- **Exercise brief**
Return the entries verbatim and drop every picture.

(Records excerpted from a collection)
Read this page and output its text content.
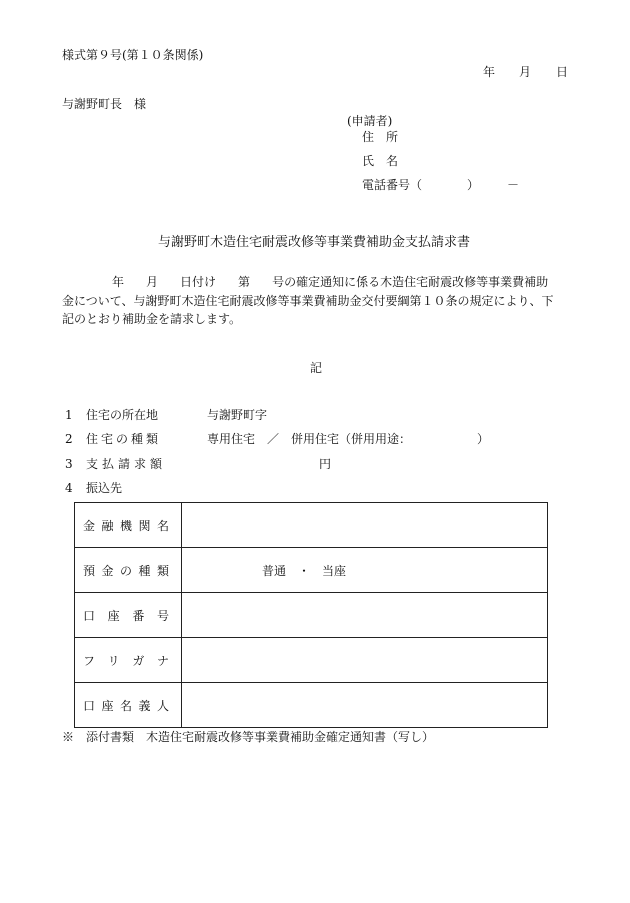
様式第９号(第１０条関係)
年 月 日
与謝野町長　様
(申請者)
住　所
氏　名
電話番号（	） －
与謝野町木造住宅耐震改修等事業費補助金支払請求書
年 月 日付け 第 号の確定通知に係る木造住宅耐震改修等事業費補助
金について、与謝野町木造住宅耐震改修等事業費補助金交付要綱第１０条の規定により、下
記のとおり補助金を請求します。
記
1 住宅の所在地	与謝野町字
2 住宅の種類	専用住宅　／　併用住宅（併用用途：	）
3 支払請求額	円
4 振込先
金 融 機 関 名	

預 金 の 種 類	普通　・　当座

口 座 番 号	

フ リ ガ ナ	

口 座 名 義 人	

※　添付書類　木造住宅耐震改修等事業費補助金確定通知書（写し）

- **Response below**
Read this page and output its text content.
様式第９号(第１０条関係)
年 月 日
与謝野町長　様
(申請者)
住　所
氏　名
電話番号（	） －
与謝野町木造住宅耐震改修等事業費補助金支払請求書
年 月 日付け 第 号の確定通知に係る木造住宅耐震改修等事業費補助
金について、与謝野町木造住宅耐震改修等事業費補助金交付要綱第１０条の規定により、下
記のとおり補助金を請求します。
記
1 住宅の所在地	与謝野町字
2 住宅の種類	専用住宅　／　併用住宅（併用用途：	）
3 支払請求額	円
4 振込先
金 融 機 関 名	

預 金 の 種 類	普通　・　当座

口 座 番 号	

フ リ ガ ナ	

口 座 名 義 人	

※　添付書類　木造住宅耐震改修等事業費補助金確定通知書（写し）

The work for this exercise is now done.